Problem:
Repeat every line of the material, character for character.
• • • • •
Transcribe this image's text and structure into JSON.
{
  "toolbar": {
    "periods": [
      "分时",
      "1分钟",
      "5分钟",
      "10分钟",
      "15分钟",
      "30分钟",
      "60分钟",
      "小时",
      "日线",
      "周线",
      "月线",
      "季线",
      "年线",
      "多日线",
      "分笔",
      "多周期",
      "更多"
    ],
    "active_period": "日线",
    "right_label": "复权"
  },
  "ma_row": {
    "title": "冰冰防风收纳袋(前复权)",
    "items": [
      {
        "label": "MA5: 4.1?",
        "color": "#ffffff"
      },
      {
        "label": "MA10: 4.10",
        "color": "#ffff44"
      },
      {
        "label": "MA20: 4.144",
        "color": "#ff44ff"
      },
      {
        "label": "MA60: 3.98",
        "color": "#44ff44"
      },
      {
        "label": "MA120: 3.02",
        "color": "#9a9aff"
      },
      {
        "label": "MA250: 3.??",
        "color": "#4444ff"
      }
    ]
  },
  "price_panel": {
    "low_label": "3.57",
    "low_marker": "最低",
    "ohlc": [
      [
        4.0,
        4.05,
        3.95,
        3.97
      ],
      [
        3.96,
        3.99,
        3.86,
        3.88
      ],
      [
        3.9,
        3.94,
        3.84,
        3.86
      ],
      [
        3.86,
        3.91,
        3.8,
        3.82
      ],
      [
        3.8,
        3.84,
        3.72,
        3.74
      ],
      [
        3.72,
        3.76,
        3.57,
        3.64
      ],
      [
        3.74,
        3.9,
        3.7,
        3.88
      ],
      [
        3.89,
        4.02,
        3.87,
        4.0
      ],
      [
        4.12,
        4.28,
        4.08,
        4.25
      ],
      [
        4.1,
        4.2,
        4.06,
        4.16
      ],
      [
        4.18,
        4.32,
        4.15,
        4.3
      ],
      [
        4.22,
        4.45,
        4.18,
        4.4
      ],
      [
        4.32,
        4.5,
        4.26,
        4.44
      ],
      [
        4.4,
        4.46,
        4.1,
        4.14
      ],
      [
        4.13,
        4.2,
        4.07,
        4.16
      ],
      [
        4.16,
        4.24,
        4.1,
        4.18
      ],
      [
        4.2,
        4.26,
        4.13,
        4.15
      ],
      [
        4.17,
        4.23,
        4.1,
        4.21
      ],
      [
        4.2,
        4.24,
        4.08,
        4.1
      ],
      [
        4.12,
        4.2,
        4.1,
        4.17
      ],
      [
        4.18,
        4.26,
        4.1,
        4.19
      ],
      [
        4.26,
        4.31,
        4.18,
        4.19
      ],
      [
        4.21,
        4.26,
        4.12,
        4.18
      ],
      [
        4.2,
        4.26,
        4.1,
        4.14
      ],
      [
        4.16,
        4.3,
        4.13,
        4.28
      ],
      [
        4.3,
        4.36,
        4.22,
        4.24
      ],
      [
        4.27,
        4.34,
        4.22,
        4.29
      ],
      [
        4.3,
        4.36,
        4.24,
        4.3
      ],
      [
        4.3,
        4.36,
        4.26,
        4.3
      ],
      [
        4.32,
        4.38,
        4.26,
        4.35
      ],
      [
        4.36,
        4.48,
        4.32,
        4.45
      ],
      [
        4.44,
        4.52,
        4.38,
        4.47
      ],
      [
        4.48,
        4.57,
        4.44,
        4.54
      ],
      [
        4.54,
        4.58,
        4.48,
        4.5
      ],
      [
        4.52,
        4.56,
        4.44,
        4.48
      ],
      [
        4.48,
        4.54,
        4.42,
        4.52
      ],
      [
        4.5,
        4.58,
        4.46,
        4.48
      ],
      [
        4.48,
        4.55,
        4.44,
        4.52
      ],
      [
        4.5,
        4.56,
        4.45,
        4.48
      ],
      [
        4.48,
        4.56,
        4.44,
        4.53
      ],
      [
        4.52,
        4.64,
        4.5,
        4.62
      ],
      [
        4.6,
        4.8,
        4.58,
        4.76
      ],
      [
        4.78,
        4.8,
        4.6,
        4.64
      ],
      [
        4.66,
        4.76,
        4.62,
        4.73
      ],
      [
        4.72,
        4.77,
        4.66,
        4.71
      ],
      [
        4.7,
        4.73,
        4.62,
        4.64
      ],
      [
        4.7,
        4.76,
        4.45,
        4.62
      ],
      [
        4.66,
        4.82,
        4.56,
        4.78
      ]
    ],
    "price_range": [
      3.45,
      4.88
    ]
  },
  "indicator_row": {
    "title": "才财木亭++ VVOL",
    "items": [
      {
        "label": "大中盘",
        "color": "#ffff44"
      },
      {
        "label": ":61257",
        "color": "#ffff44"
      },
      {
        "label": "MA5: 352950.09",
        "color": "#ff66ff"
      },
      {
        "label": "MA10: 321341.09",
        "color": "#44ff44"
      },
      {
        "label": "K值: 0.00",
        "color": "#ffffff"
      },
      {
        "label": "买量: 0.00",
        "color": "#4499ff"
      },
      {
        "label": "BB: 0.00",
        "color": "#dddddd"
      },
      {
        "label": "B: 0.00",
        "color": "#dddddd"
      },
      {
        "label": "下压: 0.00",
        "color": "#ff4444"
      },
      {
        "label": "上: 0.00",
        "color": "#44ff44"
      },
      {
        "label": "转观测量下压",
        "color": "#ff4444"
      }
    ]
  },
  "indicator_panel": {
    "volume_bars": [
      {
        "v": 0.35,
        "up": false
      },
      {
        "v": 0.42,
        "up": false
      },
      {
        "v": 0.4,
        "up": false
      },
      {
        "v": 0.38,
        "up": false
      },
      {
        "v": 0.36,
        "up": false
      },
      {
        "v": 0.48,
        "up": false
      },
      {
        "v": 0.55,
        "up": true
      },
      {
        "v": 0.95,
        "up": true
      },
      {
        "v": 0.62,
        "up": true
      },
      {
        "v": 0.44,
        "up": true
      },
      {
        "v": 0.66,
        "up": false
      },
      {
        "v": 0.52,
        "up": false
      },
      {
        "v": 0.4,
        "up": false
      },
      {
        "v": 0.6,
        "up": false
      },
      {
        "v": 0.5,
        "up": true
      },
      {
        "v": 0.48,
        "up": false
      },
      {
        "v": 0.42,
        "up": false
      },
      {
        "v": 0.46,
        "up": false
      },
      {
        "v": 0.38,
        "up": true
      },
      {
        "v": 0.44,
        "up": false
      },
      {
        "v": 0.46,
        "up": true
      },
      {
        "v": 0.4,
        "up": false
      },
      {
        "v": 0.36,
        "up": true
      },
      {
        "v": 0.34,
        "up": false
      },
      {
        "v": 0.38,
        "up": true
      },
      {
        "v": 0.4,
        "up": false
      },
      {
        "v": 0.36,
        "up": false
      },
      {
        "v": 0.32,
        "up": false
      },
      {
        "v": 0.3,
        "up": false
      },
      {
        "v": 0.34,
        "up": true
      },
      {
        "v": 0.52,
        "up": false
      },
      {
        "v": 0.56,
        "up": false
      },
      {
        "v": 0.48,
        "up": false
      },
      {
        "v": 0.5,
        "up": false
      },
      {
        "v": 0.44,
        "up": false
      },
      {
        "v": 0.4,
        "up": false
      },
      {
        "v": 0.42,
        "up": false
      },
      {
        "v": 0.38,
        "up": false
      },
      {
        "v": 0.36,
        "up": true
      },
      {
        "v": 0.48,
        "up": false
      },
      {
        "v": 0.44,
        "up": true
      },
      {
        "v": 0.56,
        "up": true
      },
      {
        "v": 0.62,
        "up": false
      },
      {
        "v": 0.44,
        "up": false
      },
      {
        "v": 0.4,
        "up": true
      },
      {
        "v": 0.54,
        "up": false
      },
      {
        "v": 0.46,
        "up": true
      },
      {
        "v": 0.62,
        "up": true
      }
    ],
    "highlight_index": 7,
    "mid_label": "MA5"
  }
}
• • • • •
Exercise response:
Transcribe this image's text and structure into JSON.
{
  "toolbar": {
    "periods": [
      "分时",
      "1分钟",
      "5分钟",
      "10分钟",
      "15分钟",
      "30分钟",
      "60分钟",
      "小时",
      "日线",
      "周线",
      "月线",
      "季线",
      "年线",
      "多日线",
      "分笔",
      "多周期",
      "更多"
    ],
    "active_period": "日线",
    "right_label": "复权"
  },
  "ma_row": {
    "title": "冰冰防风收纳袋(前复权)",
    "items": [
      {
        "label": "MA5: 4.1?",
        "color": "#ffffff"
      },
      {
        "label": "MA10: 4.10",
        "color": "#ffff44"
      },
      {
        "label": "MA20: 4.144",
        "color": "#ff44ff"
      },
      {
        "label": "MA60: 3.98",
        "color": "#44ff44"
      },
      {
        "label": "MA120: 3.02",
        "color": "#9a9aff"
      },
      {
        "label": "MA250: 3.??",
        "color": "#4444ff"
      }
    ]
  },
  "price_panel": {
    "low_label": "3.57",
    "low_marker": "最低",
    "ohlc": [
      [
        4.0,
        4.05,
        3.95,
        3.97
      ],
      [
        3.96,
        3.99,
        3.86,
        3.88
      ],
      [
        3.9,
        3.94,
        3.84,
        3.86
      ],
      [
        3.86,
        3.91,
        3.8,
        3.82
      ],
      [
        3.8,
        3.84,
        3.72,
        3.74
      ],
      [
        3.72,
        3.76,
        3.57,
        3.64
      ],
      [
        3.74,
        3.9,
        3.7,
        3.88
      ],
      [
        3.89,
        4.02,
        3.87,
        4.0
      ],
      [
        4.12,
        4.28,
        4.08,
        4.25
      ],
      [
        4.1,
        4.2,
        4.06,
        4.16
      ],
      [
        4.18,
        4.32,
        4.15,
        4.3
      ],
      [
        4.22,
        4.45,
        4.18,
        4.4
      ],
      [
        4.32,
        4.5,
        4.26,
        4.44
      ],
      [
        4.4,
        4.46,
        4.1,
        4.14
      ],
      [
        4.13,
        4.2,
        4.07,
        4.16
      ],
      [
        4.16,
        4.24,
        4.1,
        4.18
      ],
      [
        4.2,
        4.26,
        4.13,
        4.15
      ],
      [
        4.17,
        4.23,
        4.1,
        4.21
      ],
      [
        4.2,
        4.24,
        4.08,
        4.1
      ],
      [
        4.12,
        4.2,
        4.1,
        4.17
      ],
      [
        4.18,
        4.26,
        4.1,
        4.19
      ],
      [
        4.26,
        4.31,
        4.18,
        4.19
      ],
      [
        4.21,
        4.26,
        4.12,
        4.18
      ],
      [
        4.2,
        4.26,
        4.1,
        4.14
      ],
      [
        4.16,
        4.3,
        4.13,
        4.28
      ],
      [
        4.3,
        4.36,
        4.22,
        4.24
      ],
      [
        4.27,
        4.34,
        4.22,
        4.29
      ],
      [
        4.3,
        4.36,
        4.24,
        4.3
      ],
      [
        4.3,
        4.36,
        4.26,
        4.3
      ],
      [
        4.32,
        4.38,
        4.26,
        4.35
      ],
      [
        4.36,
        4.48,
        4.32,
        4.45
      ],
      [
        4.44,
        4.52,
        4.38,
        4.47
      ],
      [
        4.48,
        4.57,
        4.44,
        4.54
      ],
      [
        4.54,
        4.58,
        4.48,
        4.5
      ],
      [
        4.52,
        4.56,
        4.44,
        4.48
      ],
      [
        4.48,
        4.54,
        4.42,
        4.52
      ],
      [
        4.5,
        4.58,
        4.46,
        4.48
      ],
      [
        4.48,
        4.55,
        4.44,
        4.52
      ],
      [
        4.5,
        4.56,
        4.45,
        4.48
      ],
      [
        4.48,
        4.56,
        4.44,
        4.53
      ],
      [
        4.52,
        4.64,
        4.5,
        4.62
      ],
      [
        4.6,
        4.8,
        4.58,
        4.76
      ],
      [
        4.78,
        4.8,
        4.6,
        4.64
      ],
      [
        4.66,
        4.76,
        4.62,
        4.73
      ],
      [
        4.72,
        4.77,
        4.66,
        4.71
      ],
      [
        4.7,
        4.73,
        4.62,
        4.64
      ],
      [
        4.7,
        4.76,
        4.45,
        4.62
      ],
      [
        4.66,
        4.82,
        4.56,
        4.78
      ]
    ],
    "price_range": [
      3.45,
      4.88
    ]
  },
  "indicator_row": {
    "title": "才财木亭++ VVOL",
    "items": [
      {
        "label": "大中盘",
        "color": "#ffff44"
      },
      {
        "label": ":61257",
        "color": "#ffff44"
      },
      {
        "label": "MA5: 352950.09",
        "color": "#ff66ff"
      },
      {
        "label": "MA10: 321341.09",
        "color": "#44ff44"
      },
      {
        "label": "K值: 0.00",
        "color": "#ffffff"
      },
      {
        "label": "买量: 0.00",
        "color": "#4499ff"
      },
      {
        "label": "BB: 0.00",
        "color": "#dddddd"
      },
      {
        "label": "B: 0.00",
        "color": "#dddddd"
      },
      {
        "label": "下压: 0.00",
        "color": "#ff4444"
      },
      {
        "label": "上: 0.00",
        "color": "#44ff44"
      },
      {
        "label": "转观测量下压",
        "color": "#ff4444"
      }
    ]
  },
  "indicator_panel": {
    "volume_bars": [
      {
        "v": 0.35,
        "up": false
      },
      {
        "v": 0.42,
        "up": false
      },
      {
        "v": 0.4,
        "up": false
      },
      {
        "v": 0.38,
        "up": false
      },
      {
        "v": 0.36,
        "up": false
      },
      {
        "v": 0.48,
        "up": false
      },
      {
        "v": 0.55,
        "up": true
      },
      {
        "v": 0.95,
        "up": true
      },
      {
        "v": 0.62,
        "up": true
      },
      {
        "v": 0.44,
        "up": true
      },
      {
        "v": 0.66,
        "up": false
      },
      {
        "v": 0.52,
        "up": false
      },
      {
        "v": 0.4,
        "up": false
      },
      {
        "v": 0.6,
        "up": false
      },
      {
        "v": 0.5,
        "up": true
      },
      {
        "v": 0.48,
        "up": false
      },
      {
        "v": 0.42,
        "up": false
      },
      {
        "v": 0.46,
        "up": false
      },
      {
        "v": 0.38,
        "up": true
      },
      {
        "v": 0.44,
        "up": false
      },
      {
        "v": 0.46,
        "up": true
      },
      {
        "v": 0.4,
        "up": false
      },
      {
        "v": 0.36,
        "up": true
      },
      {
        "v": 0.34,
        "up": false
      },
      {
        "v": 0.38,
        "up": true
      },
      {
        "v": 0.4,
        "up": false
      },
      {
        "v": 0.36,
        "up": false
      },
      {
        "v": 0.32,
        "up": false
      },
      {
        "v": 0.3,
        "up": false
      },
      {
        "v": 0.34,
        "up": true
      },
      {
        "v": 0.52,
        "up": false
      },
      {
        "v": 0.56,
        "up": false
      },
      {
        "v": 0.48,
        "up": false
      },
      {
        "v": 0.5,
        "up": false
      },
      {
        "v": 0.44,
        "up": false
      },
      {
        "v": 0.4,
        "up": false
      },
      {
        "v": 0.42,
        "up": false
      },
      {
        "v": 0.38,
        "up": false
      },
      {
        "v": 0.36,
        "up": true
      },
      {
        "v": 0.48,
        "up": false
      },
      {
        "v": 0.44,
        "up": true
      },
      {
        "v": 0.56,
        "up": true
      },
      {
        "v": 0.62,
        "up": false
      },
      {
        "v": 0.44,
        "up": false
      },
      {
        "v": 0.4,
        "up": true
      },
      {
        "v": 0.54,
        "up": false
      },
      {
        "v": 0.46,
        "up": true
      },
      {
        "v": 0.62,
        "up": true
      }
    ],
    "highlight_index": 7,
    "mid_label": "MA5"
  }
}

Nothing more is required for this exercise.